INSTRUCTIONS FOR THE TASK:
In the material below, find how many lines contain the string "title". Write only that number.

MATERIAL:

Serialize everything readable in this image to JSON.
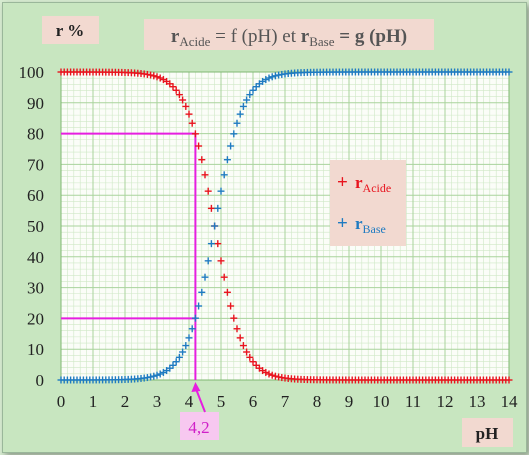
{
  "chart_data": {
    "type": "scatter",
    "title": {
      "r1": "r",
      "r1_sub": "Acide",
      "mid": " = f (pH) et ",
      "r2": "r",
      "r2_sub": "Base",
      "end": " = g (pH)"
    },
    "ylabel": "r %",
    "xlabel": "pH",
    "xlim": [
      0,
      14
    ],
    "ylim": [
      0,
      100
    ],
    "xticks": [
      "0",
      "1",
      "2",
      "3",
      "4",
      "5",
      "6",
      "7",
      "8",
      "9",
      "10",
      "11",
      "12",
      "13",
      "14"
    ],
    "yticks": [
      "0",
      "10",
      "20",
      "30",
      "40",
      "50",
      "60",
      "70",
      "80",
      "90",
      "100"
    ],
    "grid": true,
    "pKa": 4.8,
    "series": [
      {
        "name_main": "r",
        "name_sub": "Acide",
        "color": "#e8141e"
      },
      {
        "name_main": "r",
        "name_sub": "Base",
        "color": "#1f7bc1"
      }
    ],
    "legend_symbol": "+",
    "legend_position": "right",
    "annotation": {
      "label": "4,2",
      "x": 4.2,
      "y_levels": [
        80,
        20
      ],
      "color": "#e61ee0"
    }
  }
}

==

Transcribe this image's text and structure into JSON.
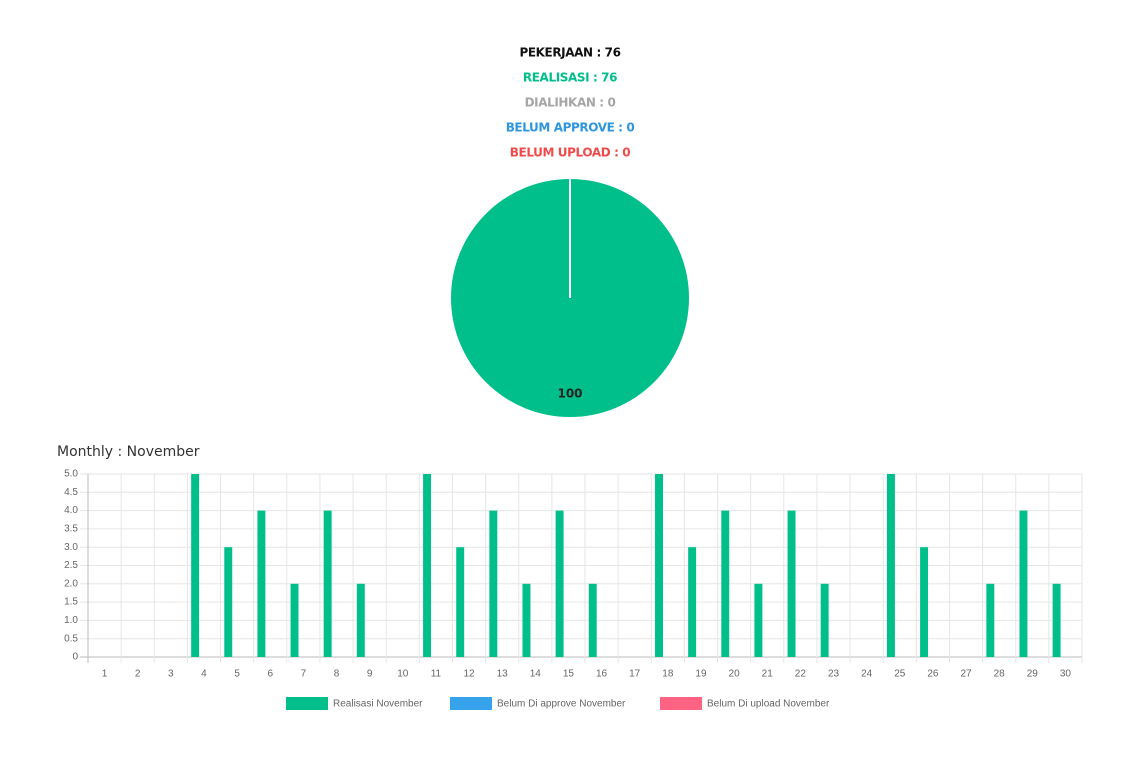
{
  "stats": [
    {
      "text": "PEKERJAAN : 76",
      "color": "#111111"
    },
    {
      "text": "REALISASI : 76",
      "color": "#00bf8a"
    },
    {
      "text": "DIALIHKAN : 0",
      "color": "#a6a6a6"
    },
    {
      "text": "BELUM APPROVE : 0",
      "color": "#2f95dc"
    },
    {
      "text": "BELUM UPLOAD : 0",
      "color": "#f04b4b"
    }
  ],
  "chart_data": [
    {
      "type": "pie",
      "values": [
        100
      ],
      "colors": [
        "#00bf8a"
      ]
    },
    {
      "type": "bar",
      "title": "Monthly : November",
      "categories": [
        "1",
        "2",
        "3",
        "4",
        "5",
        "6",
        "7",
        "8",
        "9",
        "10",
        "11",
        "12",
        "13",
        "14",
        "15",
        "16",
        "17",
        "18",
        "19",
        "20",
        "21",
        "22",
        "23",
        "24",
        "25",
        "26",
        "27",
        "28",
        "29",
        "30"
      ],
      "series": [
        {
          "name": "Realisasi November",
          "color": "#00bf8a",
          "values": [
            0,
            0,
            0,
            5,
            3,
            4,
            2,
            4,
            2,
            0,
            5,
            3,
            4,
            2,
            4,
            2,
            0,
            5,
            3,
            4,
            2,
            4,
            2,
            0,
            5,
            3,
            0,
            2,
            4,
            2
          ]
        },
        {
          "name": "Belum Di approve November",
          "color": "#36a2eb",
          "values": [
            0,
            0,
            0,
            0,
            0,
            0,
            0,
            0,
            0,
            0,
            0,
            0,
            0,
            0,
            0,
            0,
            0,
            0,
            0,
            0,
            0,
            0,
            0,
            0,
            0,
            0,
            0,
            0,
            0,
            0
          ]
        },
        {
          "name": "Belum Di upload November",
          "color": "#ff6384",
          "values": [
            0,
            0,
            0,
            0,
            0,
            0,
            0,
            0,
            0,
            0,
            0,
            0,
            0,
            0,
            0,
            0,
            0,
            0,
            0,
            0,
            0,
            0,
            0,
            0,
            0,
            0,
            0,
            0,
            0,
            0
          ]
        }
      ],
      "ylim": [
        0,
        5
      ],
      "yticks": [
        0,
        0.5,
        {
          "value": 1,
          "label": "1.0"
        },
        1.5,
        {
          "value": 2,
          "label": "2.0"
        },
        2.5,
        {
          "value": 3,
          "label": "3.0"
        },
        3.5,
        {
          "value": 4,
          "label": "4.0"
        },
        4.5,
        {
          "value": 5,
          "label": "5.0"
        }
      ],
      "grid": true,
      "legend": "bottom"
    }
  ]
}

--

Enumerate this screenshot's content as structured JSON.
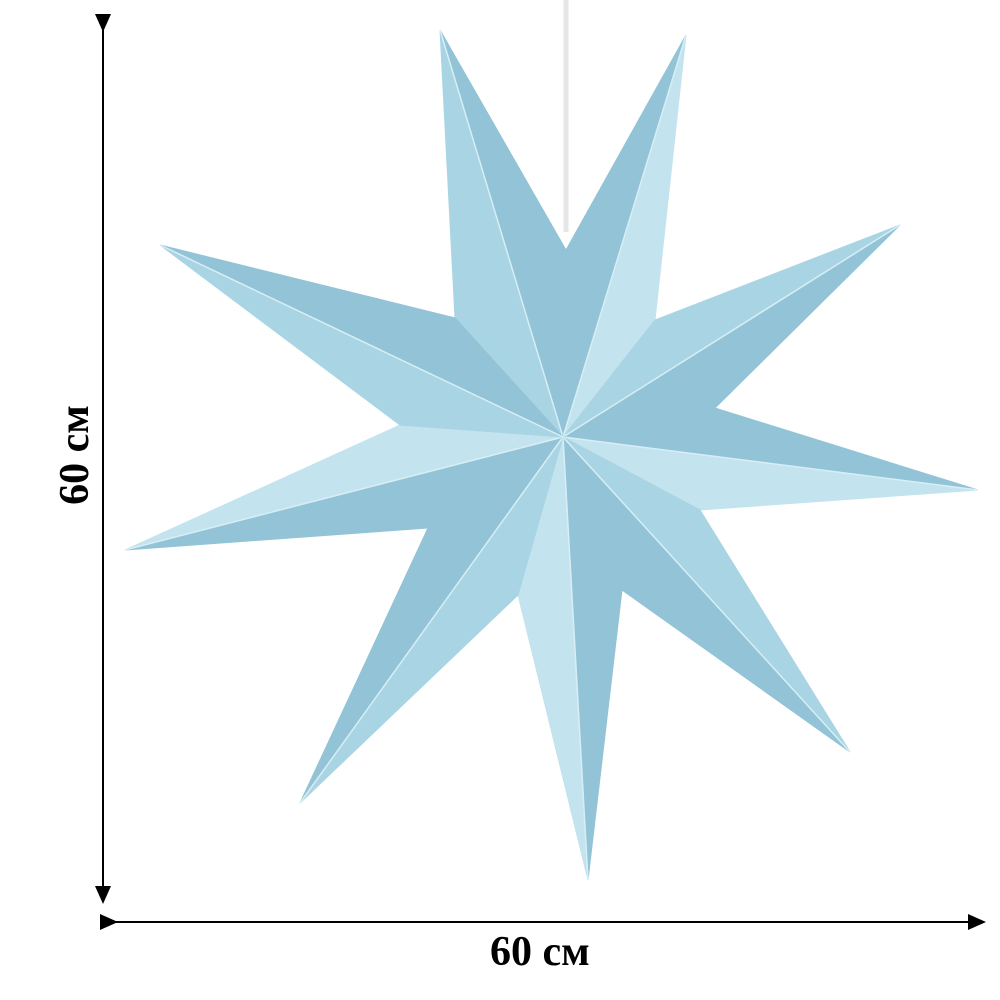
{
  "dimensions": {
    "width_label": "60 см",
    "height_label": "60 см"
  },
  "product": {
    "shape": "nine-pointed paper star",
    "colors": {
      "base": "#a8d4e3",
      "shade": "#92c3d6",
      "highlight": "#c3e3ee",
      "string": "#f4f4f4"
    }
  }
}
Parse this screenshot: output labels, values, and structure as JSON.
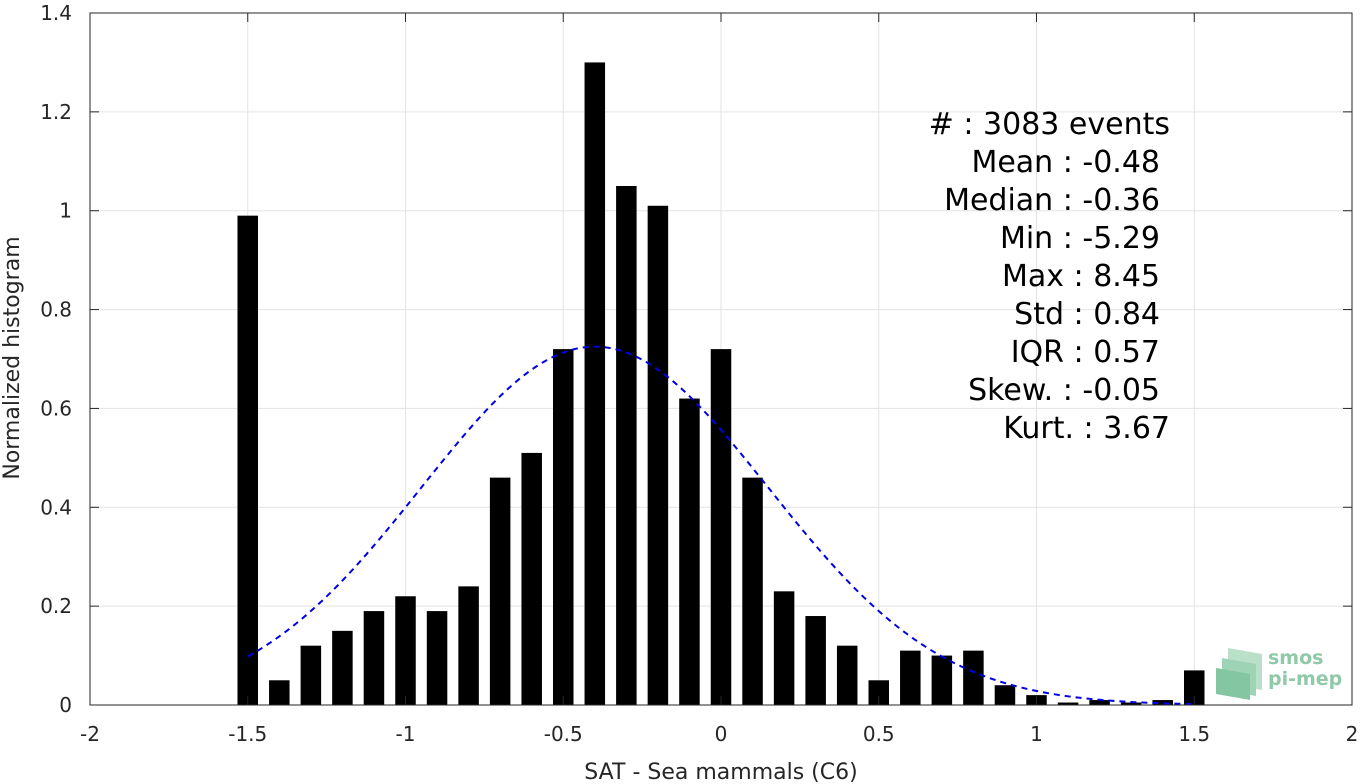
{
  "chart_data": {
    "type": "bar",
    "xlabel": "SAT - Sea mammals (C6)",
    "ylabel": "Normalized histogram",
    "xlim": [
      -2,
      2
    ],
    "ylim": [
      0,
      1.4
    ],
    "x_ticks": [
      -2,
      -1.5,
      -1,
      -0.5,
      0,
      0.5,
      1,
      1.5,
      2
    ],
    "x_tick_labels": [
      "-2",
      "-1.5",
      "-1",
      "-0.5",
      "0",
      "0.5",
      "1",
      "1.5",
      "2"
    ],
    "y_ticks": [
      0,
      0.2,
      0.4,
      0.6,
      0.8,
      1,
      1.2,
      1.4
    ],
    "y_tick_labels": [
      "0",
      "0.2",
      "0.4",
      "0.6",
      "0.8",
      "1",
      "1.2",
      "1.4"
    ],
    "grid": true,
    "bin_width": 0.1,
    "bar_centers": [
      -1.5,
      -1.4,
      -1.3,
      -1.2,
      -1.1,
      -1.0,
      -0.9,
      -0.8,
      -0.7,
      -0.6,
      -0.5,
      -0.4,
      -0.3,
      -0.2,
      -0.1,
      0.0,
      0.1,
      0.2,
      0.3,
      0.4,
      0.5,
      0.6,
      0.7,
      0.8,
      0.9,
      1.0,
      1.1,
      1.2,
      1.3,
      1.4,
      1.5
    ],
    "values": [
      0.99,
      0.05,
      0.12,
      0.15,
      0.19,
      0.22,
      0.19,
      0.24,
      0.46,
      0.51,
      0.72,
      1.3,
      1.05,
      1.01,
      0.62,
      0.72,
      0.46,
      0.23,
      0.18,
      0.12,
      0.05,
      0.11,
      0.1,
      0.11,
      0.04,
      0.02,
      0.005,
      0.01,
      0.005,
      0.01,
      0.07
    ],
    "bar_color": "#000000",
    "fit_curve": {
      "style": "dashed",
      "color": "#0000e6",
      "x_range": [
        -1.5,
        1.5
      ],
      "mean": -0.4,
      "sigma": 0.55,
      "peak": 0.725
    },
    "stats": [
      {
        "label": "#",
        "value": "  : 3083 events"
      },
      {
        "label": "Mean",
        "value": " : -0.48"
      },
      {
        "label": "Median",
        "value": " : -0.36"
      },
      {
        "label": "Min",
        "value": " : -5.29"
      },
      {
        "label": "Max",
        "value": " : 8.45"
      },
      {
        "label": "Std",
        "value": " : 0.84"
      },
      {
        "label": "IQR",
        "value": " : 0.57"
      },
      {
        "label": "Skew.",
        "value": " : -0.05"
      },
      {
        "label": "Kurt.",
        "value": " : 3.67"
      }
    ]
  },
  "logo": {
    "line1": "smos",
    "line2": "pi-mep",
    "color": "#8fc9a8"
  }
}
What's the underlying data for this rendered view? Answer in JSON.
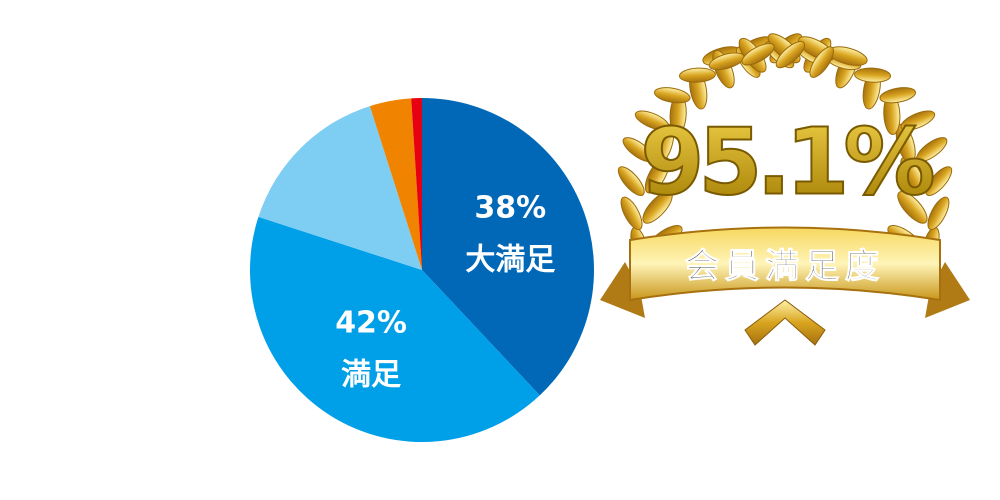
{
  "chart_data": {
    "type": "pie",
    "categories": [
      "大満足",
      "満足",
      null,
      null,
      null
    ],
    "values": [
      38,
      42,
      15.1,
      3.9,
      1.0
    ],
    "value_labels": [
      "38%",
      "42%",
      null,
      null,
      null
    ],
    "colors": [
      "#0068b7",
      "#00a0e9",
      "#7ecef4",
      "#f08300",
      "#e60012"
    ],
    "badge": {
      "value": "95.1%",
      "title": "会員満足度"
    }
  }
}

WRITTEN ANSWER:
3